■ **Problem to solve**:
Quote the data below in full, minus the images.
========================================
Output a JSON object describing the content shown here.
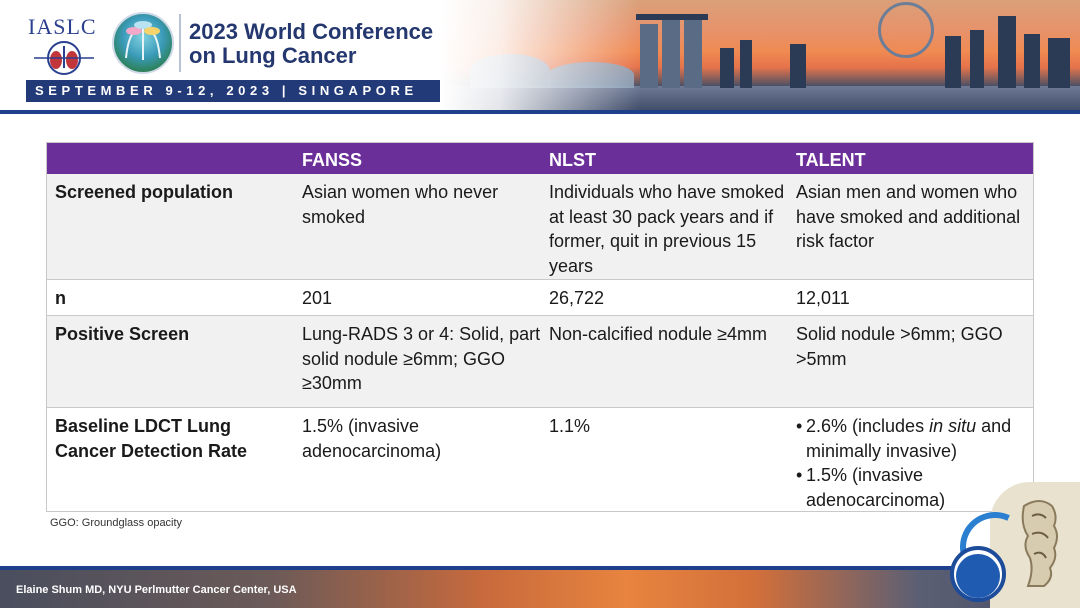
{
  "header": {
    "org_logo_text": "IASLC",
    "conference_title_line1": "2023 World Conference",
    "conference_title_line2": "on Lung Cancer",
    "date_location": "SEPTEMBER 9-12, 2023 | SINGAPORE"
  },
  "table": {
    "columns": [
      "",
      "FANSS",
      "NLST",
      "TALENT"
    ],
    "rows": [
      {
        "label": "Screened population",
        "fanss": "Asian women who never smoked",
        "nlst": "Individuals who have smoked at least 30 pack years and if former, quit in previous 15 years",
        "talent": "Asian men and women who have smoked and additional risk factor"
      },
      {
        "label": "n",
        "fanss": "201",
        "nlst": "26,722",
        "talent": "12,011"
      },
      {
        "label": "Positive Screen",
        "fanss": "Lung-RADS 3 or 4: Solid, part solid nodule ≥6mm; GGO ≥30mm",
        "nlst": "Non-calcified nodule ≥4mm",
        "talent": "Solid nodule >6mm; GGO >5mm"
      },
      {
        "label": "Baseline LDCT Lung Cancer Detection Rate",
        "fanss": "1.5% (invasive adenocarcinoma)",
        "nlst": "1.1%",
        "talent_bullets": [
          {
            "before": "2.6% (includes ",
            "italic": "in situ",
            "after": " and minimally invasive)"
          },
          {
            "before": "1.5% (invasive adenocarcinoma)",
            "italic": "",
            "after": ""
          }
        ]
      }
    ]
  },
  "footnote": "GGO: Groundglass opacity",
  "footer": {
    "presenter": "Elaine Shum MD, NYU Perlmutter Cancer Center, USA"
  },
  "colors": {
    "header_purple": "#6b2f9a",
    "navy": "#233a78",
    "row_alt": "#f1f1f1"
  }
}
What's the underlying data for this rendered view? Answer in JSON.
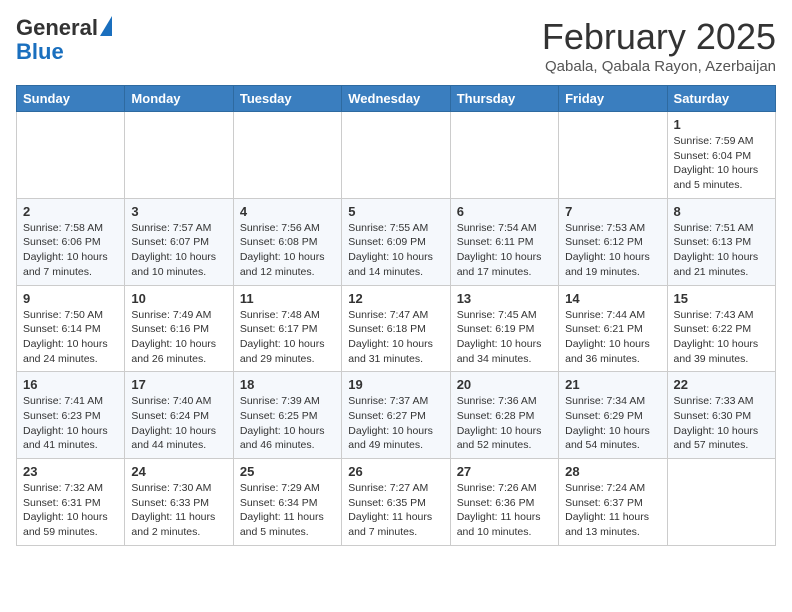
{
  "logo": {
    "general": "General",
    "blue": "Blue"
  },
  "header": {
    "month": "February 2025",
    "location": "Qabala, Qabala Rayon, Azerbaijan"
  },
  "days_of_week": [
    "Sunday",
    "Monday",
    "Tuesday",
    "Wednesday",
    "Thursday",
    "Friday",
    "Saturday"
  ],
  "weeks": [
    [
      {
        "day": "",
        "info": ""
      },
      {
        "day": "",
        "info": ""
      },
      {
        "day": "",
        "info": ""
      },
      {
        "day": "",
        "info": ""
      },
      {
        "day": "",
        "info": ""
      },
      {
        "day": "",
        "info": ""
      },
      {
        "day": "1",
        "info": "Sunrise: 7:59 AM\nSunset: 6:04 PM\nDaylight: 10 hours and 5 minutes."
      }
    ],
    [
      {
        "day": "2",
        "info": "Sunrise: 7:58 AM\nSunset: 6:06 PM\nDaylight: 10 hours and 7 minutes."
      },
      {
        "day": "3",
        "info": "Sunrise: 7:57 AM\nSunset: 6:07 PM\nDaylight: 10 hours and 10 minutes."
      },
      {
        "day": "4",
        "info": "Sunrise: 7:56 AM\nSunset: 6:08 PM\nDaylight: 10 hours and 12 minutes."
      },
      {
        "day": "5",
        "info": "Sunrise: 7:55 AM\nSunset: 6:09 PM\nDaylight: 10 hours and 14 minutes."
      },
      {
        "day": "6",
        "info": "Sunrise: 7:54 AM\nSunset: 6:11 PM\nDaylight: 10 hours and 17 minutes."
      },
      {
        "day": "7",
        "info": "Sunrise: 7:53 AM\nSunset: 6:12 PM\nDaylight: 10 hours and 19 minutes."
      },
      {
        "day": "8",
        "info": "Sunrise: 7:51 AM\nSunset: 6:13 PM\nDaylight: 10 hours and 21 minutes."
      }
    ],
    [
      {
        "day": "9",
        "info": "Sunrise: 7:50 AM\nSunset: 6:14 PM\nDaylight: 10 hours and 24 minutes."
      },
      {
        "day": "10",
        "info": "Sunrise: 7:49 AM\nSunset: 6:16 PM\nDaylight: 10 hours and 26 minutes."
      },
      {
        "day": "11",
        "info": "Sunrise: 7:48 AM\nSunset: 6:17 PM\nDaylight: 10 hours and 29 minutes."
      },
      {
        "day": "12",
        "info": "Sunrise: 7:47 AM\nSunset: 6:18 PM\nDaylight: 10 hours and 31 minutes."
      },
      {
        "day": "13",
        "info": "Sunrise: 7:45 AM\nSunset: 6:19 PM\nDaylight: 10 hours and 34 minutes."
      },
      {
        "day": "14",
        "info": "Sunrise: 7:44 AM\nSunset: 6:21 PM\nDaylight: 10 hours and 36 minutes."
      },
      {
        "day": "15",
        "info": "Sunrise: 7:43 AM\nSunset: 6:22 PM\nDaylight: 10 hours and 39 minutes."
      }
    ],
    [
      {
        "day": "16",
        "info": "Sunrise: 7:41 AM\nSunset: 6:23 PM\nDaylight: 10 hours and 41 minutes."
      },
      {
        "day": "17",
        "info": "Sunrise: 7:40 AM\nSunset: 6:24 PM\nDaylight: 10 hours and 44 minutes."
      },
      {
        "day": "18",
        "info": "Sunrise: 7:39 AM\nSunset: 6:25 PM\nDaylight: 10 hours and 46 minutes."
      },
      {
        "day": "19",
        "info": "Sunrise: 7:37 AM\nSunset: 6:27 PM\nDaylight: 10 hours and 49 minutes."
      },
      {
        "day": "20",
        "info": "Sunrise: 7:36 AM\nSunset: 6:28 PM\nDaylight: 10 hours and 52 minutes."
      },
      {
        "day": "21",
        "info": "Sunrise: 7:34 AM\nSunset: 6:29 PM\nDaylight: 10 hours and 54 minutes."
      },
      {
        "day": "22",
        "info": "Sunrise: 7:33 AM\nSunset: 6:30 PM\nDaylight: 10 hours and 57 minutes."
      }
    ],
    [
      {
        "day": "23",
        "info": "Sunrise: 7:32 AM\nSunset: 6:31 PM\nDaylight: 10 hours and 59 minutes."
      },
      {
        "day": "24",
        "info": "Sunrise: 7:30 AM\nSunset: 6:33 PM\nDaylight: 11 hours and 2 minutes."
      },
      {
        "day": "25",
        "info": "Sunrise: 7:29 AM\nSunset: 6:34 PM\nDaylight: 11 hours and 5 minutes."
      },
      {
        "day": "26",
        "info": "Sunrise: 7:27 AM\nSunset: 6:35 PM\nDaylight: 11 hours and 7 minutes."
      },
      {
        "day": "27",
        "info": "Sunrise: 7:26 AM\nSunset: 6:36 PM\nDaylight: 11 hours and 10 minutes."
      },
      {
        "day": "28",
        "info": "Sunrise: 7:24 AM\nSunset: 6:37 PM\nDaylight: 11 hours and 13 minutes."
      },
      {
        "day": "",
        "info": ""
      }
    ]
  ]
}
========================================
■ **Task output**:
Output a JSON object describing the content shown here.
{
  "header": {
    "org_logo_text": "IASLC",
    "conference_title_line1": "2023 World Conference",
    "conference_title_line2": "on Lung Cancer",
    "date_location": "SEPTEMBER 9-12, 2023 | SINGAPORE"
  },
  "table": {
    "columns": [
      "",
      "FANSS",
      "NLST",
      "TALENT"
    ],
    "rows": [
      {
        "label": "Screened population",
        "fanss": "Asian women who never smoked",
        "nlst": "Individuals who have smoked at least 30 pack years and if former, quit in previous 15 years",
        "talent": "Asian men and women who have smoked and additional risk factor"
      },
      {
        "label": "n",
        "fanss": "201",
        "nlst": "26,722",
        "talent": "12,011"
      },
      {
        "label": "Positive Screen",
        "fanss": "Lung-RADS 3 or 4: Solid, part solid nodule ≥6mm; GGO ≥30mm",
        "nlst": "Non-calcified nodule ≥4mm",
        "talent": "Solid nodule >6mm; GGO >5mm"
      },
      {
        "label": "Baseline LDCT Lung Cancer Detection Rate",
        "fanss": "1.5% (invasive adenocarcinoma)",
        "nlst": "1.1%",
        "talent_bullets": [
          {
            "before": "2.6% (includes ",
            "italic": "in situ",
            "after": " and minimally invasive)"
          },
          {
            "before": "1.5% (invasive adenocarcinoma)",
            "italic": "",
            "after": ""
          }
        ]
      }
    ]
  },
  "footnote": "GGO: Groundglass opacity",
  "footer": {
    "presenter": "Elaine Shum MD, NYU Perlmutter Cancer Center, USA"
  },
  "colors": {
    "header_purple": "#6b2f9a",
    "navy": "#233a78",
    "row_alt": "#f1f1f1"
  }
}
What's the underlying data for this rendered view? Answer in JSON.
{
  "logo": {
    "general": "General",
    "blue": "Blue"
  },
  "header": {
    "month": "February 2025",
    "location": "Qabala, Qabala Rayon, Azerbaijan"
  },
  "days_of_week": [
    "Sunday",
    "Monday",
    "Tuesday",
    "Wednesday",
    "Thursday",
    "Friday",
    "Saturday"
  ],
  "weeks": [
    [
      {
        "day": "",
        "info": ""
      },
      {
        "day": "",
        "info": ""
      },
      {
        "day": "",
        "info": ""
      },
      {
        "day": "",
        "info": ""
      },
      {
        "day": "",
        "info": ""
      },
      {
        "day": "",
        "info": ""
      },
      {
        "day": "1",
        "info": "Sunrise: 7:59 AM\nSunset: 6:04 PM\nDaylight: 10 hours and 5 minutes."
      }
    ],
    [
      {
        "day": "2",
        "info": "Sunrise: 7:58 AM\nSunset: 6:06 PM\nDaylight: 10 hours and 7 minutes."
      },
      {
        "day": "3",
        "info": "Sunrise: 7:57 AM\nSunset: 6:07 PM\nDaylight: 10 hours and 10 minutes."
      },
      {
        "day": "4",
        "info": "Sunrise: 7:56 AM\nSunset: 6:08 PM\nDaylight: 10 hours and 12 minutes."
      },
      {
        "day": "5",
        "info": "Sunrise: 7:55 AM\nSunset: 6:09 PM\nDaylight: 10 hours and 14 minutes."
      },
      {
        "day": "6",
        "info": "Sunrise: 7:54 AM\nSunset: 6:11 PM\nDaylight: 10 hours and 17 minutes."
      },
      {
        "day": "7",
        "info": "Sunrise: 7:53 AM\nSunset: 6:12 PM\nDaylight: 10 hours and 19 minutes."
      },
      {
        "day": "8",
        "info": "Sunrise: 7:51 AM\nSunset: 6:13 PM\nDaylight: 10 hours and 21 minutes."
      }
    ],
    [
      {
        "day": "9",
        "info": "Sunrise: 7:50 AM\nSunset: 6:14 PM\nDaylight: 10 hours and 24 minutes."
      },
      {
        "day": "10",
        "info": "Sunrise: 7:49 AM\nSunset: 6:16 PM\nDaylight: 10 hours and 26 minutes."
      },
      {
        "day": "11",
        "info": "Sunrise: 7:48 AM\nSunset: 6:17 PM\nDaylight: 10 hours and 29 minutes."
      },
      {
        "day": "12",
        "info": "Sunrise: 7:47 AM\nSunset: 6:18 PM\nDaylight: 10 hours and 31 minutes."
      },
      {
        "day": "13",
        "info": "Sunrise: 7:45 AM\nSunset: 6:19 PM\nDaylight: 10 hours and 34 minutes."
      },
      {
        "day": "14",
        "info": "Sunrise: 7:44 AM\nSunset: 6:21 PM\nDaylight: 10 hours and 36 minutes."
      },
      {
        "day": "15",
        "info": "Sunrise: 7:43 AM\nSunset: 6:22 PM\nDaylight: 10 hours and 39 minutes."
      }
    ],
    [
      {
        "day": "16",
        "info": "Sunrise: 7:41 AM\nSunset: 6:23 PM\nDaylight: 10 hours and 41 minutes."
      },
      {
        "day": "17",
        "info": "Sunrise: 7:40 AM\nSunset: 6:24 PM\nDaylight: 10 hours and 44 minutes."
      },
      {
        "day": "18",
        "info": "Sunrise: 7:39 AM\nSunset: 6:25 PM\nDaylight: 10 hours and 46 minutes."
      },
      {
        "day": "19",
        "info": "Sunrise: 7:37 AM\nSunset: 6:27 PM\nDaylight: 10 hours and 49 minutes."
      },
      {
        "day": "20",
        "info": "Sunrise: 7:36 AM\nSunset: 6:28 PM\nDaylight: 10 hours and 52 minutes."
      },
      {
        "day": "21",
        "info": "Sunrise: 7:34 AM\nSunset: 6:29 PM\nDaylight: 10 hours and 54 minutes."
      },
      {
        "day": "22",
        "info": "Sunrise: 7:33 AM\nSunset: 6:30 PM\nDaylight: 10 hours and 57 minutes."
      }
    ],
    [
      {
        "day": "23",
        "info": "Sunrise: 7:32 AM\nSunset: 6:31 PM\nDaylight: 10 hours and 59 minutes."
      },
      {
        "day": "24",
        "info": "Sunrise: 7:30 AM\nSunset: 6:33 PM\nDaylight: 11 hours and 2 minutes."
      },
      {
        "day": "25",
        "info": "Sunrise: 7:29 AM\nSunset: 6:34 PM\nDaylight: 11 hours and 5 minutes."
      },
      {
        "day": "26",
        "info": "Sunrise: 7:27 AM\nSunset: 6:35 PM\nDaylight: 11 hours and 7 minutes."
      },
      {
        "day": "27",
        "info": "Sunrise: 7:26 AM\nSunset: 6:36 PM\nDaylight: 11 hours and 10 minutes."
      },
      {
        "day": "28",
        "info": "Sunrise: 7:24 AM\nSunset: 6:37 PM\nDaylight: 11 hours and 13 minutes."
      },
      {
        "day": "",
        "info": ""
      }
    ]
  ]
}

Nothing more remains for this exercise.